### [Challenge]
Repeat all of the material below exactly as written, images excluded.

### [Extracted records]
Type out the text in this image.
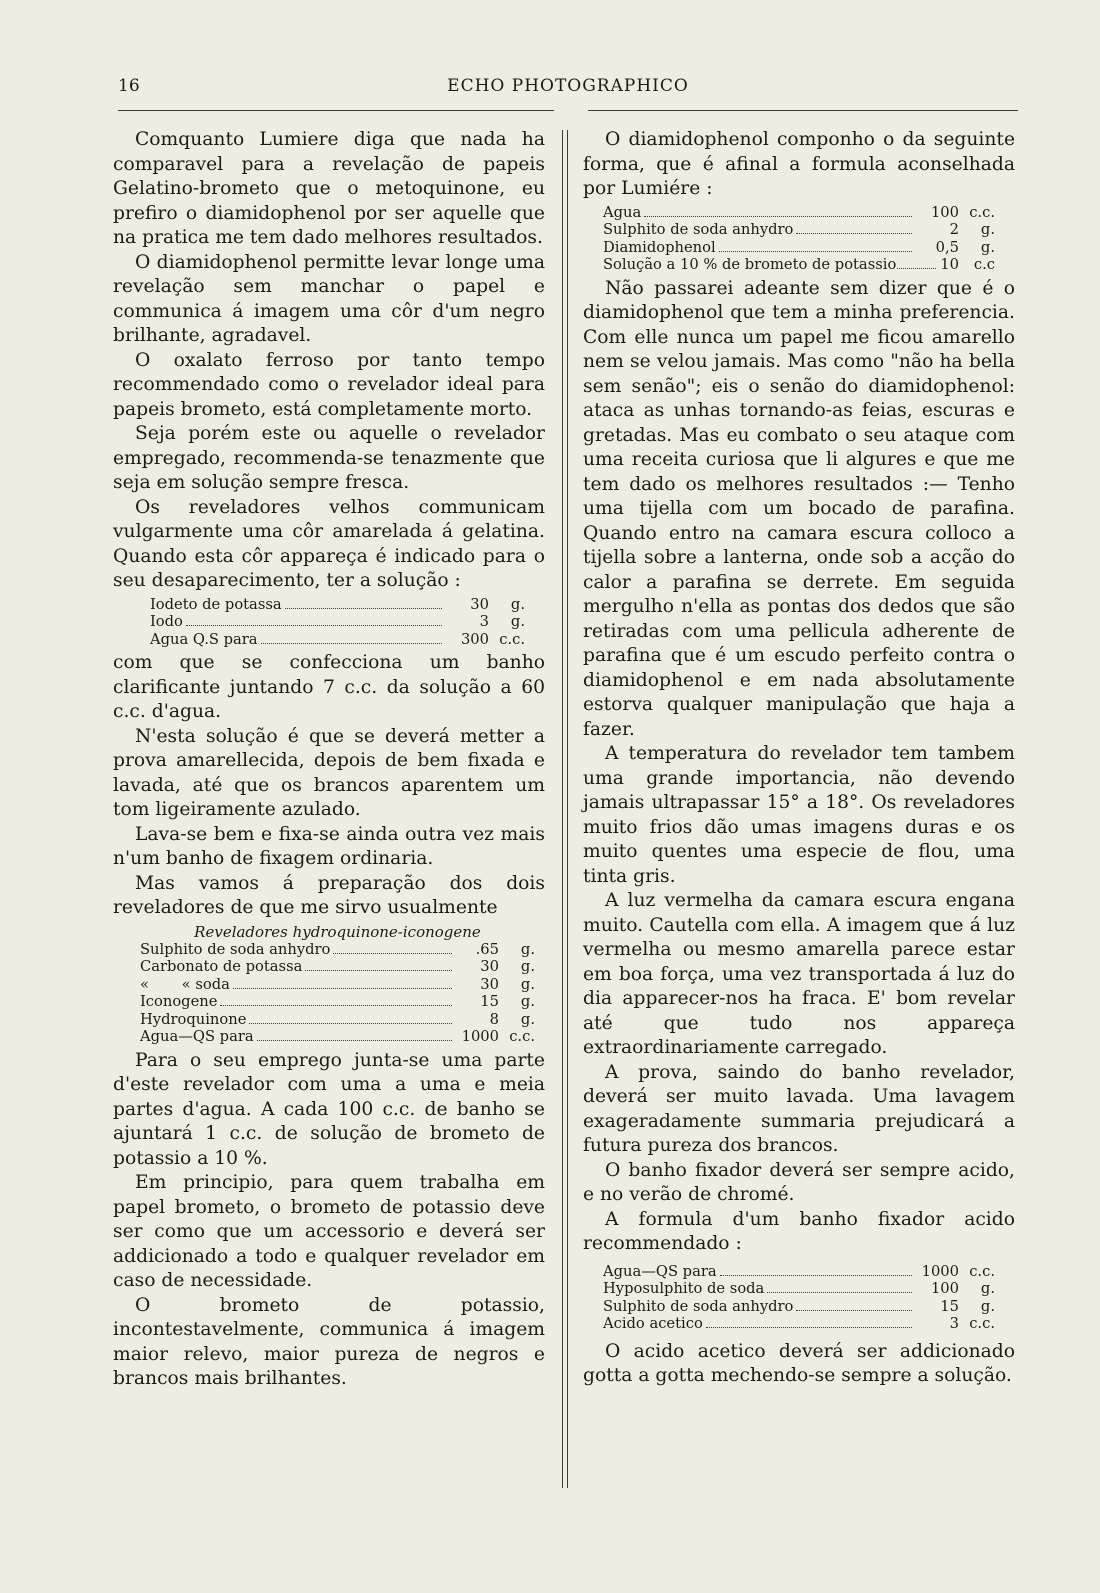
16	ECHO PHOTOGRAPHICO

Comquanto Lumiere diga que nada ha comparavel para a revelação de papeis Gelatino-brometo que o metoquinone, eu prefiro o diamidophenol por ser aquelle que na pratica me tem dado melhores resultados.

O diamidophenol permitte levar longe uma revelação sem manchar o papel e communica á imagem uma côr d'um negro brilhante, agradavel.

O oxalato ferroso por tanto tempo recommendado como o revelador ideal para papeis brometo, está completamente morto.

Seja porém este ou aquelle o revelador empregado, recommenda-se tenazmente que seja em solução sempre fresca.

Os reveladores velhos communicam vulgarmente uma côr amarelada á gelatina. Quando esta côr appareça é indicado para o seu desaparecimento, ter a solução :

Iodeto de potassa	30	g.
Iodo	3	g.
Agua Q.S para	300 c.c.

com que se confecciona um banho clarificante juntando 7 c.c. da solução a 60 c.c. d'agua.

N'esta solução é que se deverá metter a prova amarellecida, depois de bem fixada e lavada, até que os brancos aparentem um tom ligeiramente azulado.

Lava-se bem e fixa-se ainda outra vez mais n'um banho de fixagem ordinaria.

Mas vamos á preparação dos dois reveladores de que me sirvo usualmente

Reveladores hydroquinone-iconogene
Sulphito de soda anhydro	.65	g.
Carbonato de potassa	30	g.
«       « soda	30	g.
Iconogene	15	g.
Hydroquinone	8	g.
Agua—QS para	1000 c.c.

Para o seu emprego junta-se uma parte d'este revelador com uma a uma e meia partes d'agua. A cada 100 c.c. de banho se ajuntará 1 c.c. de solução de brometo de potassio a 10 %.

Em principio, para quem trabalha em papel brometo, o brometo de potassio deve ser como que um accessorio e deverá ser addicionado a todo e qualquer revelador em caso de necessidade.

O brometo de potassio, incontestavelmente, communica á imagem maior relevo, maior pureza de negros e brancos mais brilhantes.

O diamidophenol componho o da seguinte forma, que é afinal a formula aconselhada por Lumiére :

Agua	100 c.c.
Sulphito de soda anhydro	2	g.
Diamidophenol	0,5	g.
Solução a 10 % de brometo de potassio	10	c.c

Não passarei adeante sem dizer que é o diamidophenol que tem a minha preferencia. Com elle nunca um papel me ficou amarello nem se velou jamais. Mas como "não ha bella sem senão"; eis o senão do diamidophenol: ataca as unhas tornando-as feias, escuras e gretadas. Mas eu combato o seu ataque com uma receita curiosa que li algures e que me tem dado os melhores resultados :— Tenho uma tijella com um bocado de parafina. Quando entro na camara escura colloco a tijella sobre a lanterna, onde sob a acção do calor a parafina se derrete. Em seguida mergulho n'ella as pontas dos dedos que são retiradas com uma pellicula adherente de parafina que é um escudo perfeito contra o diamidophenol e em nada absolutamente estorva qualquer manipulação que haja a fazer.

A temperatura do revelador tem tambem uma grande importancia, não devendo jamais ultrapassar 15° a 18°. Os reveladores muito frios dão umas imagens duras e os muito quentes uma especie de flou, uma tinta gris.

A luz vermelha da camara escura engana muito. Cautella com ella. A imagem que á luz vermelha ou mesmo amarella parece estar em boa força, uma vez transportada á luz do dia apparecer-nos ha fraca. E' bom revelar até que tudo nos appareça extraordinariamente carregado.

A prova, saindo do banho revelador, deverá ser muito lavada. Uma lavagem exageradamente summaria prejudicará a futura pureza dos brancos.

O banho fixador deverá ser sempre acido, e no verão de chromé.

A formula d'um banho fixador acido recommendado :

Agua—QS para	1000 c.c.
Hyposulphito de soda	100	g.
Sulphito de soda anhydro	15	g.
Acido acetico	3 c.c.

O acido acetico deverá ser addicionado gotta a gotta mechendo-se sempre a solução.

### [Response for this exercise]
Type out the text in this image.
16	ECHO PHOTOGRAPHICO

Comquanto Lumiere diga que nada ha comparavel para a revelação de papeis Gelatino-brometo que o metoquinone, eu prefiro o diamidophenol por ser aquelle que na pratica me tem dado melhores resultados.

O diamidophenol permitte levar longe uma revelação sem manchar o papel e communica á imagem uma côr d'um negro brilhante, agradavel.

O oxalato ferroso por tanto tempo recommendado como o revelador ideal para papeis brometo, está completamente morto.

Seja porém este ou aquelle o revelador empregado, recommenda-se tenazmente que seja em solução sempre fresca.

Os reveladores velhos communicam vulgarmente uma côr amarelada á gelatina. Quando esta côr appareça é indicado para o seu desaparecimento, ter a solução :

Iodeto de potassa	30	g.
Iodo	3	g.
Agua Q.S para	300 c.c.

com que se confecciona um banho clarificante juntando 7 c.c. da solução a 60 c.c. d'agua.

N'esta solução é que se deverá metter a prova amarellecida, depois de bem fixada e lavada, até que os brancos aparentem um tom ligeiramente azulado.

Lava-se bem e fixa-se ainda outra vez mais n'um banho de fixagem ordinaria.

Mas vamos á preparação dos dois reveladores de que me sirvo usualmente

Reveladores hydroquinone-iconogene
Sulphito de soda anhydro	.65	g.
Carbonato de potassa	30	g.
«       « soda	30	g.
Iconogene	15	g.
Hydroquinone	8	g.
Agua—QS para	1000 c.c.

Para o seu emprego junta-se uma parte d'este revelador com uma a uma e meia partes d'agua. A cada 100 c.c. de banho se ajuntará 1 c.c. de solução de brometo de potassio a 10 %.

Em principio, para quem trabalha em papel brometo, o brometo de potassio deve ser como que um accessorio e deverá ser addicionado a todo e qualquer revelador em caso de necessidade.

O brometo de potassio, incontestavelmente, communica á imagem maior relevo, maior pureza de negros e brancos mais brilhantes.

O diamidophenol componho o da seguinte forma, que é afinal a formula aconselhada por Lumiére :

Agua	100 c.c.
Sulphito de soda anhydro	2	g.
Diamidophenol	0,5	g.
Solução a 10 % de brometo de potassio	10	c.c

Não passarei adeante sem dizer que é o diamidophenol que tem a minha preferencia. Com elle nunca um papel me ficou amarello nem se velou jamais. Mas como "não ha bella sem senão"; eis o senão do diamidophenol: ataca as unhas tornando-as feias, escuras e gretadas. Mas eu combato o seu ataque com uma receita curiosa que li algures e que me tem dado os melhores resultados :— Tenho uma tijella com um bocado de parafina. Quando entro na camara escura colloco a tijella sobre a lanterna, onde sob a acção do calor a parafina se derrete. Em seguida mergulho n'ella as pontas dos dedos que são retiradas com uma pellicula adherente de parafina que é um escudo perfeito contra o diamidophenol e em nada absolutamente estorva qualquer manipulação que haja a fazer.

A temperatura do revelador tem tambem uma grande importancia, não devendo jamais ultrapassar 15° a 18°. Os reveladores muito frios dão umas imagens duras e os muito quentes uma especie de flou, uma tinta gris.

A luz vermelha da camara escura engana muito. Cautella com ella. A imagem que á luz vermelha ou mesmo amarella parece estar em boa força, uma vez transportada á luz do dia apparecer-nos ha fraca. E' bom revelar até que tudo nos appareça extraordinariamente carregado.

A prova, saindo do banho revelador, deverá ser muito lavada. Uma lavagem exageradamente summaria prejudicará a futura pureza dos brancos.

O banho fixador deverá ser sempre acido, e no verão de chromé.

A formula d'um banho fixador acido recommendado :

Agua—QS para	1000 c.c.
Hyposulphito de soda	100	g.
Sulphito de soda anhydro	15	g.
Acido acetico	3 c.c.

O acido acetico deverá ser addicionado gotta a gotta mechendo-se sempre a solução.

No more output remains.